------ RECORDS FOR PROCESSING

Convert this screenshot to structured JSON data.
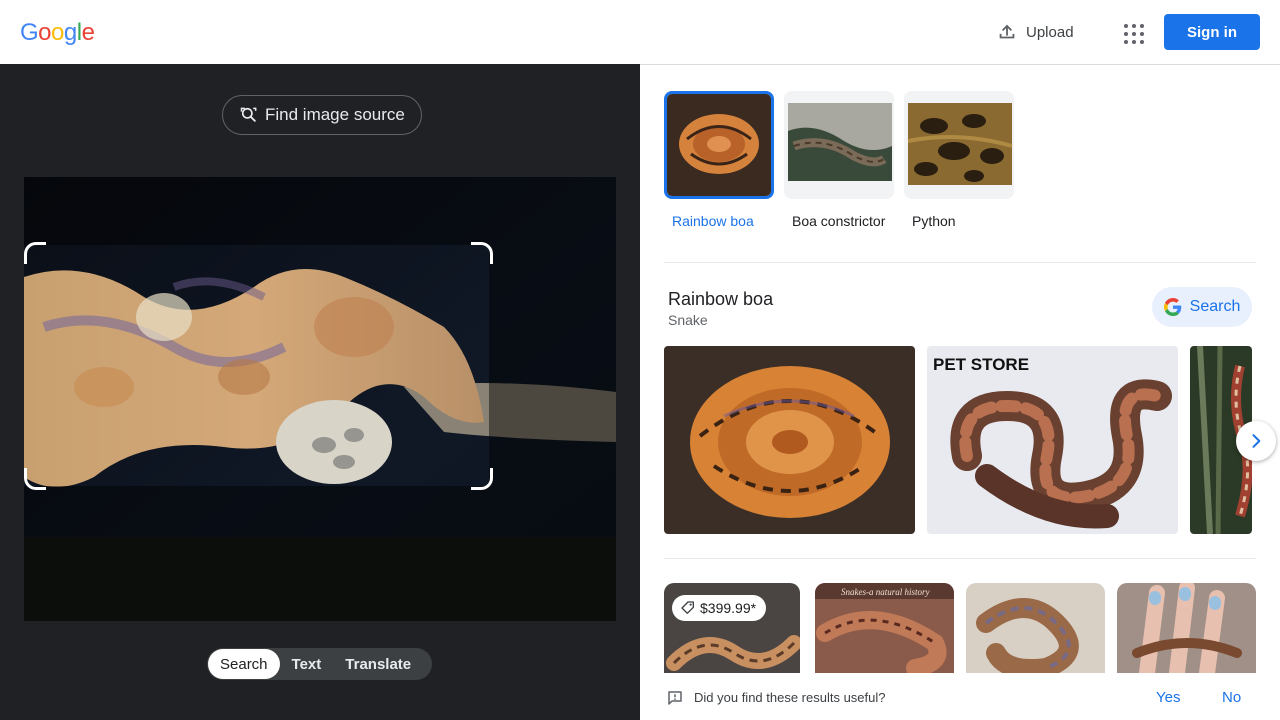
{
  "header": {
    "logo_letters": [
      {
        "ch": "G",
        "color": "#4285F4"
      },
      {
        "ch": "o",
        "color": "#EA4335"
      },
      {
        "ch": "o",
        "color": "#FBBC05"
      },
      {
        "ch": "g",
        "color": "#4285F4"
      },
      {
        "ch": "l",
        "color": "#34A853"
      },
      {
        "ch": "e",
        "color": "#EA4335"
      }
    ],
    "upload_label": "Upload",
    "apps_icon": "apps-grid-icon",
    "signin_label": "Sign in"
  },
  "left": {
    "find_source_label": "Find image source",
    "modes": [
      "Search",
      "Text",
      "Translate"
    ],
    "active_mode": "Search"
  },
  "right": {
    "chips": [
      {
        "label": "Rainbow boa",
        "selected": true
      },
      {
        "label": "Boa constrictor",
        "selected": false
      },
      {
        "label": "Python",
        "selected": false
      }
    ],
    "entity": {
      "title": "Rainbow boa",
      "subtitle": "Snake",
      "search_label": "Search"
    },
    "result_images": [
      {
        "name": "coiled-rainbow-boa"
      },
      {
        "name": "petstore-rainbow-boa",
        "overlay_text": "PET STORE"
      },
      {
        "name": "boa-on-branch"
      }
    ],
    "products": [
      {
        "price": "$399.99*"
      },
      {
        "caption": "Snakes-a natural history"
      },
      {},
      {}
    ],
    "feedback": {
      "question": "Did you find these results useful?",
      "yes": "Yes",
      "no": "No"
    }
  },
  "colors": {
    "accent": "#1a73e8",
    "left_bg": "#202124",
    "chip_selected": "#1a73e8"
  }
}
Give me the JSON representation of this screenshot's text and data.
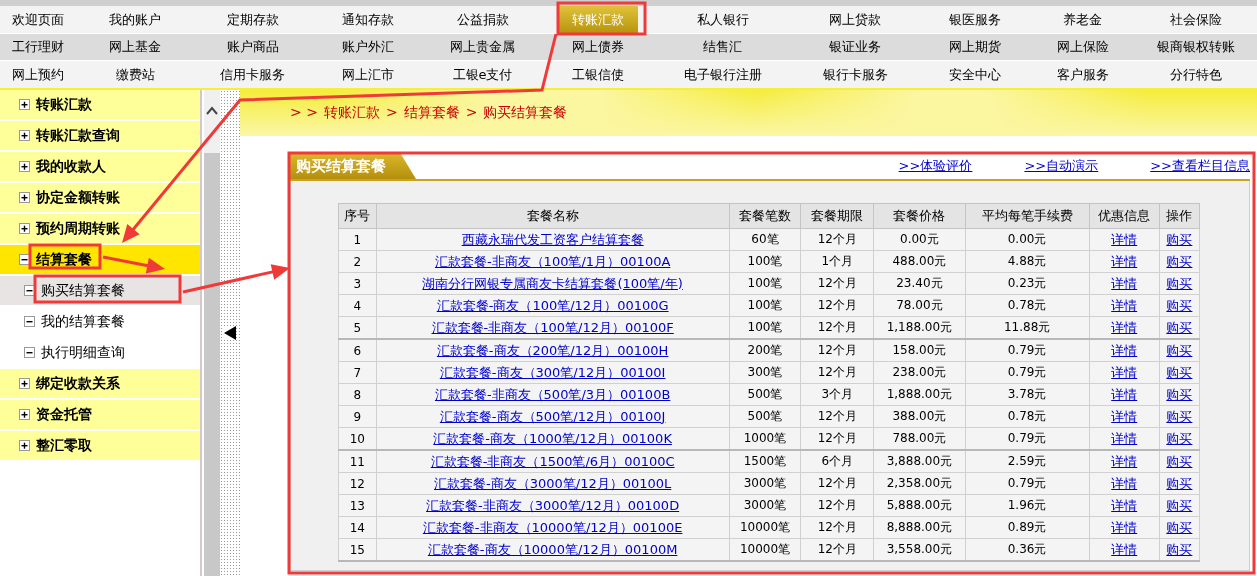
{
  "top_nav": {
    "rows": [
      [
        {
          "label": "欢迎页面",
          "selected": false
        },
        {
          "label": "我的账户",
          "selected": false
        },
        {
          "label": "定期存款",
          "selected": false
        },
        {
          "label": "通知存款",
          "selected": false
        },
        {
          "label": "公益捐款",
          "selected": false
        },
        {
          "label": "转账汇款",
          "selected": true
        },
        {
          "label": "私人银行",
          "selected": false
        },
        {
          "label": "网上贷款",
          "selected": false
        },
        {
          "label": "银医服务",
          "selected": false
        },
        {
          "label": "养老金",
          "selected": false
        },
        {
          "label": "社会保险",
          "selected": false
        }
      ],
      [
        {
          "label": "工行理财",
          "selected": false
        },
        {
          "label": "网上基金",
          "selected": false
        },
        {
          "label": "账户商品",
          "selected": false
        },
        {
          "label": "账户外汇",
          "selected": false
        },
        {
          "label": "网上贵金属",
          "selected": false
        },
        {
          "label": "网上债券",
          "selected": false
        },
        {
          "label": "结售汇",
          "selected": false
        },
        {
          "label": "银证业务",
          "selected": false
        },
        {
          "label": "网上期货",
          "selected": false
        },
        {
          "label": "网上保险",
          "selected": false
        },
        {
          "label": "银商银权转账",
          "selected": false
        }
      ],
      [
        {
          "label": "网上预约",
          "selected": false
        },
        {
          "label": "缴费站",
          "selected": false
        },
        {
          "label": "信用卡服务",
          "selected": false
        },
        {
          "label": "网上汇市",
          "selected": false
        },
        {
          "label": "工银e支付",
          "selected": false
        },
        {
          "label": "工银信使",
          "selected": false
        },
        {
          "label": "电子银行注册",
          "selected": false
        },
        {
          "label": "银行卡服务",
          "selected": false
        },
        {
          "label": "安全中心",
          "selected": false
        },
        {
          "label": "客户服务",
          "selected": false
        },
        {
          "label": "分行特色",
          "selected": false
        }
      ]
    ]
  },
  "sidebar": {
    "items": [
      {
        "label": "转账汇款",
        "expanded": false,
        "selected": false
      },
      {
        "label": "转账汇款查询",
        "expanded": false,
        "selected": false
      },
      {
        "label": "我的收款人",
        "expanded": false,
        "selected": false
      },
      {
        "label": "协定金额转账",
        "expanded": false,
        "selected": false
      },
      {
        "label": "预约周期转账",
        "expanded": false,
        "selected": false
      },
      {
        "label": "结算套餐",
        "expanded": true,
        "selected": true,
        "children": [
          {
            "label": "购买结算套餐",
            "selected": true
          },
          {
            "label": "我的结算套餐",
            "selected": false
          },
          {
            "label": "执行明细查询",
            "selected": false
          }
        ]
      },
      {
        "label": "绑定收款关系",
        "expanded": false,
        "selected": false
      },
      {
        "label": "资金托管",
        "expanded": false,
        "selected": false
      },
      {
        "label": "整汇零取",
        "expanded": false,
        "selected": false
      }
    ]
  },
  "breadcrumb": {
    "lead": "> >",
    "separator": ">",
    "items": [
      "转账汇款",
      "结算套餐",
      "购买结算套餐"
    ]
  },
  "panel": {
    "title": "购买结算套餐",
    "links": [
      ">>体验评价",
      ">>自动演示",
      ">>查看栏目信息"
    ],
    "table": {
      "columns": [
        {
          "label": "序号",
          "kind": "text"
        },
        {
          "label": "套餐名称",
          "kind": "link"
        },
        {
          "label": "套餐笔数",
          "kind": "text"
        },
        {
          "label": "套餐期限",
          "kind": "text"
        },
        {
          "label": "套餐价格",
          "kind": "text"
        },
        {
          "label": "平均每笔手续费",
          "kind": "text"
        },
        {
          "label": "优惠信息",
          "kind": "link"
        },
        {
          "label": "操作",
          "kind": "link"
        }
      ],
      "rows": [
        [
          "1",
          "西藏永瑞代发工资客户结算套餐",
          "60笔",
          "12个月",
          "0.00元",
          "0.00元",
          "详情",
          "购买"
        ],
        [
          "2",
          "汇款套餐-非商友（100笔/1月）00100A",
          "100笔",
          "1个月",
          "488.00元",
          "4.88元",
          "详情",
          "购买"
        ],
        [
          "3",
          "湖南分行网银专属商友卡结算套餐(100笔/年)",
          "100笔",
          "12个月",
          "23.40元",
          "0.23元",
          "详情",
          "购买"
        ],
        [
          "4",
          "汇款套餐-商友（100笔/12月）00100G",
          "100笔",
          "12个月",
          "78.00元",
          "0.78元",
          "详情",
          "购买"
        ],
        [
          "5",
          "汇款套餐-非商友（100笔/12月）00100F",
          "100笔",
          "12个月",
          "1,188.00元",
          "11.88元",
          "详情",
          "购买"
        ],
        [
          "6",
          "汇款套餐-商友（200笔/12月）00100H",
          "200笔",
          "12个月",
          "158.00元",
          "0.79元",
          "详情",
          "购买"
        ],
        [
          "7",
          "汇款套餐-商友（300笔/12月）00100I",
          "300笔",
          "12个月",
          "238.00元",
          "0.79元",
          "详情",
          "购买"
        ],
        [
          "8",
          "汇款套餐-非商友（500笔/3月）00100B",
          "500笔",
          "3个月",
          "1,888.00元",
          "3.78元",
          "详情",
          "购买"
        ],
        [
          "9",
          "汇款套餐-商友（500笔/12月）00100J",
          "500笔",
          "12个月",
          "388.00元",
          "0.78元",
          "详情",
          "购买"
        ],
        [
          "10",
          "汇款套餐-商友（1000笔/12月）00100K",
          "1000笔",
          "12个月",
          "788.00元",
          "0.79元",
          "详情",
          "购买"
        ],
        [
          "11",
          "汇款套餐-非商友（1500笔/6月）00100C",
          "1500笔",
          "6个月",
          "3,888.00元",
          "2.59元",
          "详情",
          "购买"
        ],
        [
          "12",
          "汇款套餐-商友（3000笔/12月）00100L",
          "3000笔",
          "12个月",
          "2,358.00元",
          "0.79元",
          "详情",
          "购买"
        ],
        [
          "13",
          "汇款套餐-非商友（3000笔/12月）00100D",
          "3000笔",
          "12个月",
          "5,888.00元",
          "1.96元",
          "详情",
          "购买"
        ],
        [
          "14",
          "汇款套餐-非商友（10000笔/12月）00100E",
          "10000笔",
          "12个月",
          "8,888.00元",
          "0.89元",
          "详情",
          "购买"
        ],
        [
          "15",
          "汇款套餐-商友（10000笔/12月）00100M",
          "10000笔",
          "12个月",
          "3,558.00元",
          "0.36元",
          "详情",
          "购买"
        ]
      ]
    }
  }
}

------------

§ INSTRUCTIONS TO FOLLOW:
Look over the listing above. Pick out and copy every line that includes "JSON".

§ RESPONSE TO THE TASK:
Convert this screenshot to structured JSON data.
Give me the JSON representation of this screenshot's text and data.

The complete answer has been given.